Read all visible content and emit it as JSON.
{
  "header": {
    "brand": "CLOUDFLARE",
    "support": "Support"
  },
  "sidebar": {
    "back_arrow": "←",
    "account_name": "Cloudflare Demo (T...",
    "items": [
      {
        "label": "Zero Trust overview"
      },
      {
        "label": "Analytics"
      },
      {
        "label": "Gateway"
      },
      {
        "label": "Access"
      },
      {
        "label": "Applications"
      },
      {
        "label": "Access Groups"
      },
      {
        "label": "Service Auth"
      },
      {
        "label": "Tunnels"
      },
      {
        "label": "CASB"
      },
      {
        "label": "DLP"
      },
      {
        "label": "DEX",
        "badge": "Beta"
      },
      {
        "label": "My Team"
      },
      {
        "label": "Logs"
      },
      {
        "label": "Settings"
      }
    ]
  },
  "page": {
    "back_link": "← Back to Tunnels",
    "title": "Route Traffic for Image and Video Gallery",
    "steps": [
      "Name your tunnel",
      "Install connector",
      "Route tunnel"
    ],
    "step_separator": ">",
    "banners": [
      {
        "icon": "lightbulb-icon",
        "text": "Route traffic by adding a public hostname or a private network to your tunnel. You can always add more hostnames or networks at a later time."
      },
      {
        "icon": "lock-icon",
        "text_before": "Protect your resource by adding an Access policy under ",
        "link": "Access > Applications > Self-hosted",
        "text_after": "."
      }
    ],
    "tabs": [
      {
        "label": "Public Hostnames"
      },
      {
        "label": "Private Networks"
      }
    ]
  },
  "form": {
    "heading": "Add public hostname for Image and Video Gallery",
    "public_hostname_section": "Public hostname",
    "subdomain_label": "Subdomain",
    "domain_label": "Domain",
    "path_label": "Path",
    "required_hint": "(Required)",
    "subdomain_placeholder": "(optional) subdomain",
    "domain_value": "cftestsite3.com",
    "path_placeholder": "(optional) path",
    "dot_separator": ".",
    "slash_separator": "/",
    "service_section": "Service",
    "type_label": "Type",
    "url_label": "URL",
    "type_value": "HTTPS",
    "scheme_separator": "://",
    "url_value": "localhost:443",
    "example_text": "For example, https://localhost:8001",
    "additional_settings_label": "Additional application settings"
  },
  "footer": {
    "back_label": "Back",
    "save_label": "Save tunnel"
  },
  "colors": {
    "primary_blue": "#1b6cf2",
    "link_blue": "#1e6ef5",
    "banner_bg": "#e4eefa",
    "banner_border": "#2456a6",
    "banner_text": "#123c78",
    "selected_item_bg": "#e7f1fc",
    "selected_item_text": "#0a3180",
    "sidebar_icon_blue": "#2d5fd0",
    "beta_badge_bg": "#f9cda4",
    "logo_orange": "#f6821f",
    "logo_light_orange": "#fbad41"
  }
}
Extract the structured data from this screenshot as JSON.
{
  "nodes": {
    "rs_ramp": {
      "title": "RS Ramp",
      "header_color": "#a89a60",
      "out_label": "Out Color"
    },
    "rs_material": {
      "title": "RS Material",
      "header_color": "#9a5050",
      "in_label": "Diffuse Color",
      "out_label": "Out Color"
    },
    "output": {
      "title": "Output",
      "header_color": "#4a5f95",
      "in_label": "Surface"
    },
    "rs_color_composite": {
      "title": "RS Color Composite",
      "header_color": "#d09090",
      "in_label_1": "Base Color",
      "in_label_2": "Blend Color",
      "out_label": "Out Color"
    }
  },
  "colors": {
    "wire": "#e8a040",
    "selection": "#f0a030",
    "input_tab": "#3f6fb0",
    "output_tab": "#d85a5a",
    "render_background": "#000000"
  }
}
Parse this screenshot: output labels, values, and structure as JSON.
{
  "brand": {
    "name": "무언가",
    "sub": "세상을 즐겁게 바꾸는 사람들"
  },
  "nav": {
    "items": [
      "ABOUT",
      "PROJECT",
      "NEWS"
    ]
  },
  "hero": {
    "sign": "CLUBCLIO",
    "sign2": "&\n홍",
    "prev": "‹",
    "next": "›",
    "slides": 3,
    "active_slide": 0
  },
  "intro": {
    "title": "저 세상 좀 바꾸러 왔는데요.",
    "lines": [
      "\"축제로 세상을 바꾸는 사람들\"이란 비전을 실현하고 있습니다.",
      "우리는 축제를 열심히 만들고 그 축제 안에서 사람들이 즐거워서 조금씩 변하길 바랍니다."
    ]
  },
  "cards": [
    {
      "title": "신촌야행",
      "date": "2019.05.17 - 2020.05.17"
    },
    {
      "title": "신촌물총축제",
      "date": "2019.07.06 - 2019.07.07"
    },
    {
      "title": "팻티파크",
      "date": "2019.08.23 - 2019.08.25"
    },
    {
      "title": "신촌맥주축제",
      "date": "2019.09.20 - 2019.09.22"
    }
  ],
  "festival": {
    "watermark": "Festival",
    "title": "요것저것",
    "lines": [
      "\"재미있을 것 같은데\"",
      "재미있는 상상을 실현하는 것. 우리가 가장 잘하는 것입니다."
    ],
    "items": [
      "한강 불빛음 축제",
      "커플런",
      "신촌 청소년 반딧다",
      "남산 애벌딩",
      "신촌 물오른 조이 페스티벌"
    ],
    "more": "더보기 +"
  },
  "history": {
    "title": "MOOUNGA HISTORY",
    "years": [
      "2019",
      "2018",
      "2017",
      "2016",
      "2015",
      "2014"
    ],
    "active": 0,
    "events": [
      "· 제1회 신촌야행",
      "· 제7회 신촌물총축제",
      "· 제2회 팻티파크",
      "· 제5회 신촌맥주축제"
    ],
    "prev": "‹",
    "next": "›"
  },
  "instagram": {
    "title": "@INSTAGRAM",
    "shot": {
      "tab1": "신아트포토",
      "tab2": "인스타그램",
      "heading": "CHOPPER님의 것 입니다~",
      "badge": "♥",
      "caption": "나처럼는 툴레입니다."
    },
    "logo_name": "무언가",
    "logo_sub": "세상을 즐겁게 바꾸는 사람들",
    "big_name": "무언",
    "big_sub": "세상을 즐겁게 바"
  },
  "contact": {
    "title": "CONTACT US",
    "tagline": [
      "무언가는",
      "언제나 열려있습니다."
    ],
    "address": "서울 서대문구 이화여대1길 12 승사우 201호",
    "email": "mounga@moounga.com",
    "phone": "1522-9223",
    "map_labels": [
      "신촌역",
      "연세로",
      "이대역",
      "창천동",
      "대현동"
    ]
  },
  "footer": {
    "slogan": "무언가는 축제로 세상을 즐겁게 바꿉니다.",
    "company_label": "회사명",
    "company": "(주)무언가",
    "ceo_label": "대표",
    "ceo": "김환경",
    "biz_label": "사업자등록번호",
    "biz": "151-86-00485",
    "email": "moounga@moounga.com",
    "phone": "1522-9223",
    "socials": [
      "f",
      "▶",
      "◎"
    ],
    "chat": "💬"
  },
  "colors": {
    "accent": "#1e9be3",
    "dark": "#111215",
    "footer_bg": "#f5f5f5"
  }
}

----

- _SET PROBLEM_
Return the whole listing exactly.

- _EXERCISE RESPONSE_
Read all visible content and emit it as JSON.
{
  "header": {
    "brand": "CLOUDFLARE",
    "support": "Support"
  },
  "sidebar": {
    "back_arrow": "←",
    "account_name": "Cloudflare Demo (T...",
    "items": [
      {
        "label": "Zero Trust overview"
      },
      {
        "label": "Analytics"
      },
      {
        "label": "Gateway"
      },
      {
        "label": "Access"
      },
      {
        "label": "Applications"
      },
      {
        "label": "Access Groups"
      },
      {
        "label": "Service Auth"
      },
      {
        "label": "Tunnels"
      },
      {
        "label": "CASB"
      },
      {
        "label": "DLP"
      },
      {
        "label": "DEX",
        "badge": "Beta"
      },
      {
        "label": "My Team"
      },
      {
        "label": "Logs"
      },
      {
        "label": "Settings"
      }
    ]
  },
  "page": {
    "back_link": "← Back to Tunnels",
    "title": "Route Traffic for Image and Video Gallery",
    "steps": [
      "Name your tunnel",
      "Install connector",
      "Route tunnel"
    ],
    "step_separator": ">",
    "banners": [
      {
        "icon": "lightbulb-icon",
        "text": "Route traffic by adding a public hostname or a private network to your tunnel. You can always add more hostnames or networks at a later time."
      },
      {
        "icon": "lock-icon",
        "text_before": "Protect your resource by adding an Access policy under ",
        "link": "Access > Applications > Self-hosted",
        "text_after": "."
      }
    ],
    "tabs": [
      {
        "label": "Public Hostnames"
      },
      {
        "label": "Private Networks"
      }
    ]
  },
  "form": {
    "heading": "Add public hostname for Image and Video Gallery",
    "public_hostname_section": "Public hostname",
    "subdomain_label": "Subdomain",
    "domain_label": "Domain",
    "path_label": "Path",
    "required_hint": "(Required)",
    "subdomain_placeholder": "(optional) subdomain",
    "domain_value": "cftestsite3.com",
    "path_placeholder": "(optional) path",
    "dot_separator": ".",
    "slash_separator": "/",
    "service_section": "Service",
    "type_label": "Type",
    "url_label": "URL",
    "type_value": "HTTPS",
    "scheme_separator": "://",
    "url_value": "localhost:443",
    "example_text": "For example, https://localhost:8001",
    "additional_settings_label": "Additional application settings"
  },
  "footer": {
    "back_label": "Back",
    "save_label": "Save tunnel"
  },
  "colors": {
    "primary_blue": "#1b6cf2",
    "link_blue": "#1e6ef5",
    "banner_bg": "#e4eefa",
    "banner_border": "#2456a6",
    "banner_text": "#123c78",
    "selected_item_bg": "#e7f1fc",
    "selected_item_text": "#0a3180",
    "sidebar_icon_blue": "#2d5fd0",
    "beta_badge_bg": "#f9cda4",
    "logo_orange": "#f6821f",
    "logo_light_orange": "#fbad41"
  }
}
Extract the structured data from this screenshot as JSON.
{
  "nodes": {
    "rs_ramp": {
      "title": "RS Ramp",
      "header_color": "#a89a60",
      "out_label": "Out Color"
    },
    "rs_material": {
      "title": "RS Material",
      "header_color": "#9a5050",
      "in_label": "Diffuse Color",
      "out_label": "Out Color"
    },
    "output": {
      "title": "Output",
      "header_color": "#4a5f95",
      "in_label": "Surface"
    },
    "rs_color_composite": {
      "title": "RS Color Composite",
      "header_color": "#d09090",
      "in_label_1": "Base Color",
      "in_label_2": "Blend Color",
      "out_label": "Out Color"
    }
  },
  "colors": {
    "wire": "#e8a040",
    "selection": "#f0a030",
    "input_tab": "#3f6fb0",
    "output_tab": "#d85a5a",
    "render_background": "#000000"
  }
}
Parse this screenshot: output labels, values, and structure as JSON.
{
  "brand": {
    "name": "무언가",
    "sub": "세상을 즐겁게 바꾸는 사람들"
  },
  "nav": {
    "items": [
      "ABOUT",
      "PROJECT",
      "NEWS"
    ]
  },
  "hero": {
    "sign": "CLUBCLIO",
    "sign2": "&\n홍",
    "prev": "‹",
    "next": "›",
    "slides": 3,
    "active_slide": 0
  },
  "intro": {
    "title": "저 세상 좀 바꾸러 왔는데요.",
    "lines": [
      "\"축제로 세상을 바꾸는 사람들\"이란 비전을 실현하고 있습니다.",
      "우리는 축제를 열심히 만들고 그 축제 안에서 사람들이 즐거워서 조금씩 변하길 바랍니다."
    ]
  },
  "cards": [
    {
      "title": "신촌야행",
      "date": "2019.05.17 - 2020.05.17"
    },
    {
      "title": "신촌물총축제",
      "date": "2019.07.06 - 2019.07.07"
    },
    {
      "title": "팻티파크",
      "date": "2019.08.23 - 2019.08.25"
    },
    {
      "title": "신촌맥주축제",
      "date": "2019.09.20 - 2019.09.22"
    }
  ],
  "festival": {
    "watermark": "Festival",
    "title": "요것저것",
    "lines": [
      "\"재미있을 것 같은데\"",
      "재미있는 상상을 실현하는 것. 우리가 가장 잘하는 것입니다."
    ],
    "items": [
      "한강 불빛음 축제",
      "커플런",
      "신촌 청소년 반딧다",
      "남산 애벌딩",
      "신촌 물오른 조이 페스티벌"
    ],
    "more": "더보기 +"
  },
  "history": {
    "title": "MOOUNGA HISTORY",
    "years": [
      "2019",
      "2018",
      "2017",
      "2016",
      "2015",
      "2014"
    ],
    "active": 0,
    "events": [
      "· 제1회 신촌야행",
      "· 제7회 신촌물총축제",
      "· 제2회 팻티파크",
      "· 제5회 신촌맥주축제"
    ],
    "prev": "‹",
    "next": "›"
  },
  "instagram": {
    "title": "@INSTAGRAM",
    "shot": {
      "tab1": "신아트포토",
      "tab2": "인스타그램",
      "heading": "CHOPPER님의 것 입니다~",
      "badge": "♥",
      "caption": "나처럼는 툴레입니다."
    },
    "logo_name": "무언가",
    "logo_sub": "세상을 즐겁게 바꾸는 사람들",
    "big_name": "무언",
    "big_sub": "세상을 즐겁게 바"
  },
  "contact": {
    "title": "CONTACT US",
    "tagline": [
      "무언가는",
      "언제나 열려있습니다."
    ],
    "address": "서울 서대문구 이화여대1길 12 승사우 201호",
    "email": "mounga@moounga.com",
    "phone": "1522-9223",
    "map_labels": [
      "신촌역",
      "연세로",
      "이대역",
      "창천동",
      "대현동"
    ]
  },
  "footer": {
    "slogan": "무언가는 축제로 세상을 즐겁게 바꿉니다.",
    "company_label": "회사명",
    "company": "(주)무언가",
    "ceo_label": "대표",
    "ceo": "김환경",
    "biz_label": "사업자등록번호",
    "biz": "151-86-00485",
    "email": "moounga@moounga.com",
    "phone": "1522-9223",
    "socials": [
      "f",
      "▶",
      "◎"
    ],
    "chat": "💬"
  },
  "colors": {
    "accent": "#1e9be3",
    "dark": "#111215",
    "footer_bg": "#f5f5f5"
  }
}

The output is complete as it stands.